Your objective: Produce an exact copy of all the data below, dropping every image.

Items from a figure collection:
****

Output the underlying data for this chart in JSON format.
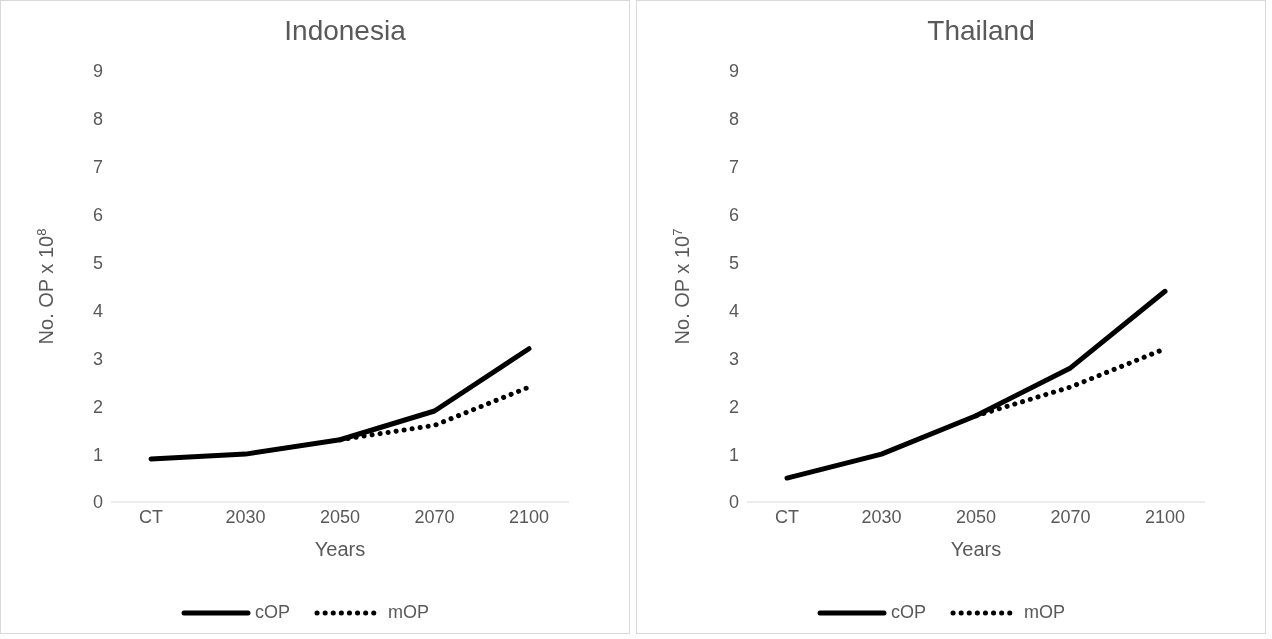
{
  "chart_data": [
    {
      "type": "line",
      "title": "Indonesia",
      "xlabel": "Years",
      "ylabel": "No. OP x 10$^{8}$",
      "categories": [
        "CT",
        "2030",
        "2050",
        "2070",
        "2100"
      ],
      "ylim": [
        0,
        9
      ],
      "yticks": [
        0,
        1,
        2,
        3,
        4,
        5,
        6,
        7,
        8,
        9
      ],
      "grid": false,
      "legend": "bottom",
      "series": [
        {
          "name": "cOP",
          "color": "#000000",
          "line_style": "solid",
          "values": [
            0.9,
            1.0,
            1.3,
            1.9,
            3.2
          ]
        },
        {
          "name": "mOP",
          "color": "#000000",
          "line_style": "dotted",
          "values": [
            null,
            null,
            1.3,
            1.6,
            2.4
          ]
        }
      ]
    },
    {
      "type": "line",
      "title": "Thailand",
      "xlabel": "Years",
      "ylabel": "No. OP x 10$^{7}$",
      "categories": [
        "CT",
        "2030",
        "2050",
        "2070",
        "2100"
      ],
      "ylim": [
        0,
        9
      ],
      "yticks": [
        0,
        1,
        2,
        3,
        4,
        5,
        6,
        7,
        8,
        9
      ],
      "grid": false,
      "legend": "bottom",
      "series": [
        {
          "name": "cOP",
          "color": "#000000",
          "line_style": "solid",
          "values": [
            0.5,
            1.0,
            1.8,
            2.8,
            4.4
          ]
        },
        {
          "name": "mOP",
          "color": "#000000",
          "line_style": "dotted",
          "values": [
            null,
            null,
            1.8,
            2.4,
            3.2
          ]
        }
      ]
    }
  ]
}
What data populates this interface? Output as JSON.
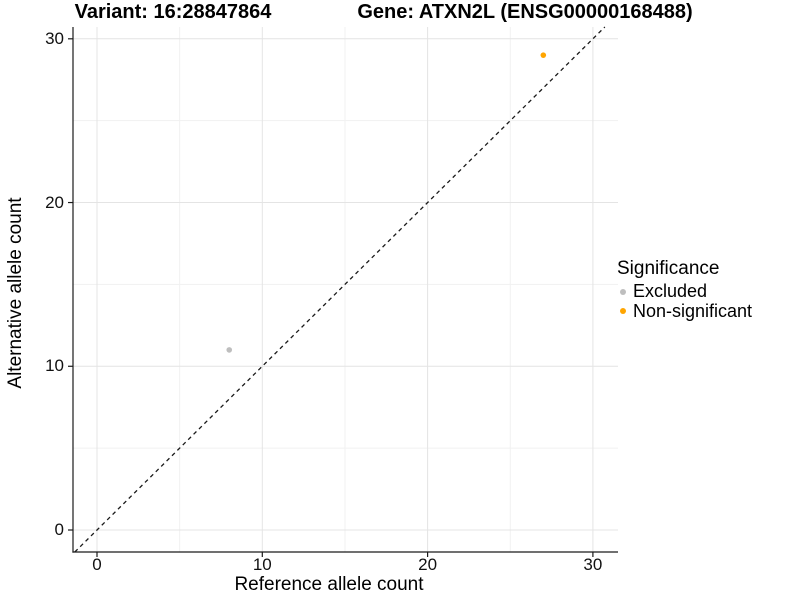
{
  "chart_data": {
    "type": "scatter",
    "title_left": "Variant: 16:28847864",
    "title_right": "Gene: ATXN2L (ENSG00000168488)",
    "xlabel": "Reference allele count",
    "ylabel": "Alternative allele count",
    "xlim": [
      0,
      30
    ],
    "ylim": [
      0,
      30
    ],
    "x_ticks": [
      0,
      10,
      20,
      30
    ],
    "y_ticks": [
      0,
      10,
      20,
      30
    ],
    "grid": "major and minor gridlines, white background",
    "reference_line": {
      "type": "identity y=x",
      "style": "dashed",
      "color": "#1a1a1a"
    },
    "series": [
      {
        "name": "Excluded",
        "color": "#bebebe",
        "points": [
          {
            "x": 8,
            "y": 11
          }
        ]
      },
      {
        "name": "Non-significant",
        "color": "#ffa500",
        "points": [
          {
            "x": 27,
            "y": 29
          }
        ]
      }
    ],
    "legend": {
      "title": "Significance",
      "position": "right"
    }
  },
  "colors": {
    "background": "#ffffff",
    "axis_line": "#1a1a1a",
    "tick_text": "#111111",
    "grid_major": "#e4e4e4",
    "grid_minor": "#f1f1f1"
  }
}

****

Solution to the problem:
Output the underlying data for this chart in JSON format.
{
  "chart_data": [
    {
      "type": "line",
      "title": "Indonesia",
      "xlabel": "Years",
      "ylabel": "No. OP x 10$^{8}$",
      "categories": [
        "CT",
        "2030",
        "2050",
        "2070",
        "2100"
      ],
      "ylim": [
        0,
        9
      ],
      "yticks": [
        0,
        1,
        2,
        3,
        4,
        5,
        6,
        7,
        8,
        9
      ],
      "grid": false,
      "legend": "bottom",
      "series": [
        {
          "name": "cOP",
          "color": "#000000",
          "line_style": "solid",
          "values": [
            0.9,
            1.0,
            1.3,
            1.9,
            3.2
          ]
        },
        {
          "name": "mOP",
          "color": "#000000",
          "line_style": "dotted",
          "values": [
            null,
            null,
            1.3,
            1.6,
            2.4
          ]
        }
      ]
    },
    {
      "type": "line",
      "title": "Thailand",
      "xlabel": "Years",
      "ylabel": "No. OP x 10$^{7}$",
      "categories": [
        "CT",
        "2030",
        "2050",
        "2070",
        "2100"
      ],
      "ylim": [
        0,
        9
      ],
      "yticks": [
        0,
        1,
        2,
        3,
        4,
        5,
        6,
        7,
        8,
        9
      ],
      "grid": false,
      "legend": "bottom",
      "series": [
        {
          "name": "cOP",
          "color": "#000000",
          "line_style": "solid",
          "values": [
            0.5,
            1.0,
            1.8,
            2.8,
            4.4
          ]
        },
        {
          "name": "mOP",
          "color": "#000000",
          "line_style": "dotted",
          "values": [
            null,
            null,
            1.8,
            2.4,
            3.2
          ]
        }
      ]
    }
  ]
}
What data populates this interface? Output as JSON.
{
  "chart_data": {
    "type": "scatter",
    "title_left": "Variant: 16:28847864",
    "title_right": "Gene: ATXN2L (ENSG00000168488)",
    "xlabel": "Reference allele count",
    "ylabel": "Alternative allele count",
    "xlim": [
      0,
      30
    ],
    "ylim": [
      0,
      30
    ],
    "x_ticks": [
      0,
      10,
      20,
      30
    ],
    "y_ticks": [
      0,
      10,
      20,
      30
    ],
    "grid": "major and minor gridlines, white background",
    "reference_line": {
      "type": "identity y=x",
      "style": "dashed",
      "color": "#1a1a1a"
    },
    "series": [
      {
        "name": "Excluded",
        "color": "#bebebe",
        "points": [
          {
            "x": 8,
            "y": 11
          }
        ]
      },
      {
        "name": "Non-significant",
        "color": "#ffa500",
        "points": [
          {
            "x": 27,
            "y": 29
          }
        ]
      }
    ],
    "legend": {
      "title": "Significance",
      "position": "right"
    }
  },
  "colors": {
    "background": "#ffffff",
    "axis_line": "#1a1a1a",
    "tick_text": "#111111",
    "grid_major": "#e4e4e4",
    "grid_minor": "#f1f1f1"
  }
}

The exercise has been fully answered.